● STATED TASK
From the listing below, pull out every line where the string "italic" appears.

● SUPPLIED ENTRIES
____

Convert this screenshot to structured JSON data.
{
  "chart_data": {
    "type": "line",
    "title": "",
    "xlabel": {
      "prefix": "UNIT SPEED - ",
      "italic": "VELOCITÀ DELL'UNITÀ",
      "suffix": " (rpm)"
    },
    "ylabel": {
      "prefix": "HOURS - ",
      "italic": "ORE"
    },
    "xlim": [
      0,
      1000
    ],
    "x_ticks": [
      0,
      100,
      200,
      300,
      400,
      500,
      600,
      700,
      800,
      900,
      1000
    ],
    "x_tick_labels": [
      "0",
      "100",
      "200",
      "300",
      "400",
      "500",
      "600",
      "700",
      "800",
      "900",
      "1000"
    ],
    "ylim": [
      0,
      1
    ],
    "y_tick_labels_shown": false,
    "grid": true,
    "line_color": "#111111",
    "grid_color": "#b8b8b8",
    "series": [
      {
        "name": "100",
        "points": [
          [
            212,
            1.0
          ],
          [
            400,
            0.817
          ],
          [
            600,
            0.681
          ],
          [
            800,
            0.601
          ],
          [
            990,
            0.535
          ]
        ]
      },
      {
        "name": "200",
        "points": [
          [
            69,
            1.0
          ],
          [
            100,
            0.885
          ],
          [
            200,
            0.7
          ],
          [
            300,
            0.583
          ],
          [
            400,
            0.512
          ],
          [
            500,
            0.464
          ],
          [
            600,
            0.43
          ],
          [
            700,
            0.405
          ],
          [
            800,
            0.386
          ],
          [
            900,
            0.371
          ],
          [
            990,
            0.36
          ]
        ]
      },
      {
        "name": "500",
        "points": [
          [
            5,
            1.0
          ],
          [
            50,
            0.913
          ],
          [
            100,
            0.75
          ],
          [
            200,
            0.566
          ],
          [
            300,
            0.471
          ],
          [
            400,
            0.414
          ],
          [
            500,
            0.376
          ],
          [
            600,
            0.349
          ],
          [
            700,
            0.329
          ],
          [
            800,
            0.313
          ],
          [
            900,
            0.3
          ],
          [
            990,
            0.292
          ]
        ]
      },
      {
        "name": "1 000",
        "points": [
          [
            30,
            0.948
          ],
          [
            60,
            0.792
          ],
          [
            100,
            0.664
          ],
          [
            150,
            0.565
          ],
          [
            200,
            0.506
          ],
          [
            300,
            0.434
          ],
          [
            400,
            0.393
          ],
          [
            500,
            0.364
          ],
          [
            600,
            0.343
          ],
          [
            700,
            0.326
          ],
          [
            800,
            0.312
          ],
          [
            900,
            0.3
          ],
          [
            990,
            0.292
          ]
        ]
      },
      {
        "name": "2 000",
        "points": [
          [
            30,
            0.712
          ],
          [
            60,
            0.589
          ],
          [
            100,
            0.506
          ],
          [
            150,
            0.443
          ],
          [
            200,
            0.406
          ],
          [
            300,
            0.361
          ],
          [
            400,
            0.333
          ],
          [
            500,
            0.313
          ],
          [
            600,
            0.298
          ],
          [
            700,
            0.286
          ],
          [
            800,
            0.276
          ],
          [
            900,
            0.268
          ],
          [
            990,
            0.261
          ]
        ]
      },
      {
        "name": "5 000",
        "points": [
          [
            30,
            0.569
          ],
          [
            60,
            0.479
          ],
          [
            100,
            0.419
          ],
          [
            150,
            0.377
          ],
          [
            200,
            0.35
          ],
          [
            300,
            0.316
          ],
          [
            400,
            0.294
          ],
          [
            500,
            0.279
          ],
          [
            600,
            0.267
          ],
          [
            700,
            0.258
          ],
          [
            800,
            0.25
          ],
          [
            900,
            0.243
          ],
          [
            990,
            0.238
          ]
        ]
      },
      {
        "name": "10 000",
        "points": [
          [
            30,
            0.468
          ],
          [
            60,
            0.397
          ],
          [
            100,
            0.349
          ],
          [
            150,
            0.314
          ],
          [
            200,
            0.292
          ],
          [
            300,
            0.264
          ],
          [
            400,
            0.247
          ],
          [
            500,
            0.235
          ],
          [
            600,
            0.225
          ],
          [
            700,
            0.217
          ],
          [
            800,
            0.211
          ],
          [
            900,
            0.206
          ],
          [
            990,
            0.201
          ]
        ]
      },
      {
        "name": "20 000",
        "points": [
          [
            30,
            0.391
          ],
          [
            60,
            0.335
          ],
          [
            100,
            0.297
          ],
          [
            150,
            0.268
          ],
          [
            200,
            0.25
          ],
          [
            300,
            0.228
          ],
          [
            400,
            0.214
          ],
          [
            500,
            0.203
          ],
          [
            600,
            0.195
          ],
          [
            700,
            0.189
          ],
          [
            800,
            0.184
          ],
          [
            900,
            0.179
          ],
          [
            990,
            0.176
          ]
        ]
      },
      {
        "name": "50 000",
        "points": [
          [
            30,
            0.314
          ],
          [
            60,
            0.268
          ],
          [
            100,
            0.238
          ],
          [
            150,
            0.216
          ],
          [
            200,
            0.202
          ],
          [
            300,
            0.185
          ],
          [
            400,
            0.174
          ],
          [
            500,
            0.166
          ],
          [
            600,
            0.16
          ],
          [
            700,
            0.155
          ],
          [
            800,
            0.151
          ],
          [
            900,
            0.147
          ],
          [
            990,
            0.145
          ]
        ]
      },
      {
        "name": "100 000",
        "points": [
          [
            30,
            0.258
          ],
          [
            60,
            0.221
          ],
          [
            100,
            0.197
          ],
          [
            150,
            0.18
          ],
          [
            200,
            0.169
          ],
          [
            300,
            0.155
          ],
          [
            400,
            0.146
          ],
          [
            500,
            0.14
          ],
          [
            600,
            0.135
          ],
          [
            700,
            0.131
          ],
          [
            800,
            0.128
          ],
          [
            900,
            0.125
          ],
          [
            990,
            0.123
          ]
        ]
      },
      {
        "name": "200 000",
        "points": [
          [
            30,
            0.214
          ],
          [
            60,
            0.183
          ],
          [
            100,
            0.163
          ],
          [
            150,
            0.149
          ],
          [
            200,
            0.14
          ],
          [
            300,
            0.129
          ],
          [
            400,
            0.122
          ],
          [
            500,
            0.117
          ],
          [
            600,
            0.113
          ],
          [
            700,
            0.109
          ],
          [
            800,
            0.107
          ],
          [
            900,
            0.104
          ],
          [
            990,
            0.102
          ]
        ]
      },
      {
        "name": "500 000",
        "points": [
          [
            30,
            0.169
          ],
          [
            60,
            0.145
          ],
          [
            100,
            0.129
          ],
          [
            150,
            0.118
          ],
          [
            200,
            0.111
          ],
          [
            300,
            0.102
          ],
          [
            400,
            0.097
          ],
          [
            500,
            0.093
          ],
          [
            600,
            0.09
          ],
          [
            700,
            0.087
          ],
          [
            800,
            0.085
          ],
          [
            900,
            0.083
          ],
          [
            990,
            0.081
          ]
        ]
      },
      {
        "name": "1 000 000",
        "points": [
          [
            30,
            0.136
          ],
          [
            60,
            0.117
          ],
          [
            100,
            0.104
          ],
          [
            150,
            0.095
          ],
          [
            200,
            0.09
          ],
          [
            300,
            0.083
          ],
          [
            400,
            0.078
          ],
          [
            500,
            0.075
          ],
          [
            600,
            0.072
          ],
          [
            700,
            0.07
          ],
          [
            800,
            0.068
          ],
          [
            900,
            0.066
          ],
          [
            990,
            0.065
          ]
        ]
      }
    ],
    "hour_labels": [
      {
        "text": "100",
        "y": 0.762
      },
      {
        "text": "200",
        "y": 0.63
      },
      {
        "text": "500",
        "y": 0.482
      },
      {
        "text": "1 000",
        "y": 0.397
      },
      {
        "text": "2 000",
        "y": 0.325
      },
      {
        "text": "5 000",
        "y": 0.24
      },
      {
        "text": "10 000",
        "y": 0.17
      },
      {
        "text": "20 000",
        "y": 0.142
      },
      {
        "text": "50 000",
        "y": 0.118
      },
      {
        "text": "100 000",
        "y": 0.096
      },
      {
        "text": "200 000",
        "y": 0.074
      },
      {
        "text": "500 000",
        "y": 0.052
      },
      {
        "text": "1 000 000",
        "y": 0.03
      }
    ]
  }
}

____

● FULL SOLUTION
      "italic": "VELOCITÀ DELL'UNITÀ",
      "italic": "ORE"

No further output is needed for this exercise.